** TASK BRIEF **
Pull each line holding "provided" out of the entries below.
◇ ◇ ◇
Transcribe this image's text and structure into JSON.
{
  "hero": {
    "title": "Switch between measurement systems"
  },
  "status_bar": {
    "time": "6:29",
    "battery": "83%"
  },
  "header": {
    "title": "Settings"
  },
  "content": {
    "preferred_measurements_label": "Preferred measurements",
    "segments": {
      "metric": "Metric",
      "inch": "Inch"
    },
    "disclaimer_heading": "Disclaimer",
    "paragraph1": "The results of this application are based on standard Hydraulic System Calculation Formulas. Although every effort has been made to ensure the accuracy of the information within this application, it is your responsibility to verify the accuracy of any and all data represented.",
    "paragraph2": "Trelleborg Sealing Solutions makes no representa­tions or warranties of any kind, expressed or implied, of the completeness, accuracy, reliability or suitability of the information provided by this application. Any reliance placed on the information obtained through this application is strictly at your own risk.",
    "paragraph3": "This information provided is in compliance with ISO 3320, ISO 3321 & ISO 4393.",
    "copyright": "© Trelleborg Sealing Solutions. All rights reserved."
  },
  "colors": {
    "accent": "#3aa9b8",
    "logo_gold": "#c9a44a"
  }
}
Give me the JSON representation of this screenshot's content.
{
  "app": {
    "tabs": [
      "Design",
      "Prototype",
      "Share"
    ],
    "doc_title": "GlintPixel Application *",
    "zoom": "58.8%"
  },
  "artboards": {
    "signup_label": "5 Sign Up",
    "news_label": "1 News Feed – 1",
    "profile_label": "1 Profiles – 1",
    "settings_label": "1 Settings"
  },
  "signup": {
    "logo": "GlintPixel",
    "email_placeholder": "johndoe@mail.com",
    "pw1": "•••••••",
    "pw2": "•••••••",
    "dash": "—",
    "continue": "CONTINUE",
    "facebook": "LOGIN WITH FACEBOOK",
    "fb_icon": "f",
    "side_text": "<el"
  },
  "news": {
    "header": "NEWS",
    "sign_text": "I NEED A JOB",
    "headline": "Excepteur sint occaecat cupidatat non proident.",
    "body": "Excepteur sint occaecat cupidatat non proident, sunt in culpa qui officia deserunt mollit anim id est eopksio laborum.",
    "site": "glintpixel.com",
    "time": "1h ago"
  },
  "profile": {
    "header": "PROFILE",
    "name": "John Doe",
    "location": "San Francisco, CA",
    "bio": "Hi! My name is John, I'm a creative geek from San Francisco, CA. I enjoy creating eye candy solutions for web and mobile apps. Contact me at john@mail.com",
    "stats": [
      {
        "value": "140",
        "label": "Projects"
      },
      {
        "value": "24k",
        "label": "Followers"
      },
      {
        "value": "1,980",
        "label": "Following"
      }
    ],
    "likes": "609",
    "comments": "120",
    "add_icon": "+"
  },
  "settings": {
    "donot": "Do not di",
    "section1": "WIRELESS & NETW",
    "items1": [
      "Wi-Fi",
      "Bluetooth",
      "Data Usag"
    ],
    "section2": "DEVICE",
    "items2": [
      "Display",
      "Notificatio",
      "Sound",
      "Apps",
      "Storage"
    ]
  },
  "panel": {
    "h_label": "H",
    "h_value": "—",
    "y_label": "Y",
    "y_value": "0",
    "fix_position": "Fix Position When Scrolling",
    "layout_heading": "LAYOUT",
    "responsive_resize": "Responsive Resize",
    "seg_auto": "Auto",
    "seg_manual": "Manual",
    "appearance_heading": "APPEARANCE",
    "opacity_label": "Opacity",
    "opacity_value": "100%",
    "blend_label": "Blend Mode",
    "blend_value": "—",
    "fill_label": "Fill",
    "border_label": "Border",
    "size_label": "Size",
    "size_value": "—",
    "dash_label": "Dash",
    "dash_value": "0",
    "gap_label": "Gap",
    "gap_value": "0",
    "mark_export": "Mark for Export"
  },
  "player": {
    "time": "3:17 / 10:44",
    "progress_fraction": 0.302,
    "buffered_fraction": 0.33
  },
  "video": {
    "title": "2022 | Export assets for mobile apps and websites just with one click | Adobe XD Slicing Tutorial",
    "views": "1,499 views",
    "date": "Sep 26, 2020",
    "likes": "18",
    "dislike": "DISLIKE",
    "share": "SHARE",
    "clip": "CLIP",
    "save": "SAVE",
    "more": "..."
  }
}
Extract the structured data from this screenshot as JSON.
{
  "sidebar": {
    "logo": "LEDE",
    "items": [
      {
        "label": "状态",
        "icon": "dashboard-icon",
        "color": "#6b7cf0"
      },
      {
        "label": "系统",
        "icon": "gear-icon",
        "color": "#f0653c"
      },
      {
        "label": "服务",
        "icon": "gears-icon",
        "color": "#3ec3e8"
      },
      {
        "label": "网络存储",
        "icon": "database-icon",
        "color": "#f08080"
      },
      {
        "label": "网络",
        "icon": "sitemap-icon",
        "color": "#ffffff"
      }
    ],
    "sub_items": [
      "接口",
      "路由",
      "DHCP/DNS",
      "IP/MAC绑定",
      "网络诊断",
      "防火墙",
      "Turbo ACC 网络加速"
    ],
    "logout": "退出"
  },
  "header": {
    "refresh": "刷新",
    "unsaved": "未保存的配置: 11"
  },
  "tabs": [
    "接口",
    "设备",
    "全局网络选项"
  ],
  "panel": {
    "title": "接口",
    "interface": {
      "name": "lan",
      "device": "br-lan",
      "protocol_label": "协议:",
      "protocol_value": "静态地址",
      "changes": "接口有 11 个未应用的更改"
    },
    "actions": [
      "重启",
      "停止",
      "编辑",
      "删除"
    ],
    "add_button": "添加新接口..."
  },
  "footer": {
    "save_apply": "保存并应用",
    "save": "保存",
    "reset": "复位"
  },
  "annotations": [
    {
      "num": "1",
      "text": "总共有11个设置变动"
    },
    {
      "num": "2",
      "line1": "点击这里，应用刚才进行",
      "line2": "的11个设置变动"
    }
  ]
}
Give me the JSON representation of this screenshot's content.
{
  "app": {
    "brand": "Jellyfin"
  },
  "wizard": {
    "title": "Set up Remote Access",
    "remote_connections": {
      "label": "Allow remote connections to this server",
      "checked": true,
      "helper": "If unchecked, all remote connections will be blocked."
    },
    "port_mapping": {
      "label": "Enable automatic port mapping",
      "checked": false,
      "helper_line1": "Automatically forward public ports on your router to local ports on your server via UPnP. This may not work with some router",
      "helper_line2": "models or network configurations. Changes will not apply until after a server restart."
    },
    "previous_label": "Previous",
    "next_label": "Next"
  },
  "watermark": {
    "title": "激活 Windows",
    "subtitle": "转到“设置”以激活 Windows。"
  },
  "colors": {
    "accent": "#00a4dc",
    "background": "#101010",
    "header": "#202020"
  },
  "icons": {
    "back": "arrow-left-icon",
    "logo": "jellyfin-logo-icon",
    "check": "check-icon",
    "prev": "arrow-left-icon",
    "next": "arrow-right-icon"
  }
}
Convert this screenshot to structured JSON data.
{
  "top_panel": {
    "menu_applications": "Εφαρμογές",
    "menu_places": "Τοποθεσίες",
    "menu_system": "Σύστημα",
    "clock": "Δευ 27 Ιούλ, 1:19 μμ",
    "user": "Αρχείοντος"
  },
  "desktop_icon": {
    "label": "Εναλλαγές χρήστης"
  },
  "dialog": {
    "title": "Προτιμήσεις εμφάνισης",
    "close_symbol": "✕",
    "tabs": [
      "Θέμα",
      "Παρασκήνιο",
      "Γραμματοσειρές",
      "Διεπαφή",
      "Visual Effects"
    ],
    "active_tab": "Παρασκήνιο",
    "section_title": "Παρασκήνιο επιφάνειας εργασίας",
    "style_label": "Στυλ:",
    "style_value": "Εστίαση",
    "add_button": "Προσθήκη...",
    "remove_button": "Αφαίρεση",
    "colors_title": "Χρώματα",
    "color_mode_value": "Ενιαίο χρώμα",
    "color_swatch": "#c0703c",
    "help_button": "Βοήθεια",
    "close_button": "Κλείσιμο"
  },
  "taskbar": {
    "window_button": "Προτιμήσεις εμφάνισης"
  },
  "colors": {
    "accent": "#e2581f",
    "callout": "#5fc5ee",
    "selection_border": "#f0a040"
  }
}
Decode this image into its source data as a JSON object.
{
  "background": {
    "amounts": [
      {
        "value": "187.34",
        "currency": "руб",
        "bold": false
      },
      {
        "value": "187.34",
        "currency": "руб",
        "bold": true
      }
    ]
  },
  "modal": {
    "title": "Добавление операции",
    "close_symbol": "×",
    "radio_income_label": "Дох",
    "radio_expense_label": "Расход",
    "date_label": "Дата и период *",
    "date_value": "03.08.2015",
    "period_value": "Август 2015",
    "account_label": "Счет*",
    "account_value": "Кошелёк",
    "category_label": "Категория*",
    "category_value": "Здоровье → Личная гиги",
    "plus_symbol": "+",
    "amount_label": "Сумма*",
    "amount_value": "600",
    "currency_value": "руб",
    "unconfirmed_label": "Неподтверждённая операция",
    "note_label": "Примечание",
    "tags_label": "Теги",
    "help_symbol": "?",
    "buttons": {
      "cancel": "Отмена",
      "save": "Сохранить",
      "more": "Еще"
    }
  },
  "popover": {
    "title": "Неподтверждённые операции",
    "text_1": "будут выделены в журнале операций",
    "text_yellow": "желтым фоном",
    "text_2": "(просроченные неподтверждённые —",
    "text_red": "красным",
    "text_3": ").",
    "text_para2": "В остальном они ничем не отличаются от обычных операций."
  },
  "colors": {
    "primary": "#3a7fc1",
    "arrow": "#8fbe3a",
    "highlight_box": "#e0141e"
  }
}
◇ ◇ ◇
** PROBLEM SOLUTION **
    "paragraph2": "Trelleborg Sealing Solutions makes no representa­tions or warranties of any kind, expressed or implied, of the completeness, accuracy, reliability or suitability of the information provided by this application. Any reliance placed on the information obtained through this application is strictly at your own risk.",
    "paragraph3": "This information provided is in compliance with ISO 3320, ISO 3321 & ISO 4393.",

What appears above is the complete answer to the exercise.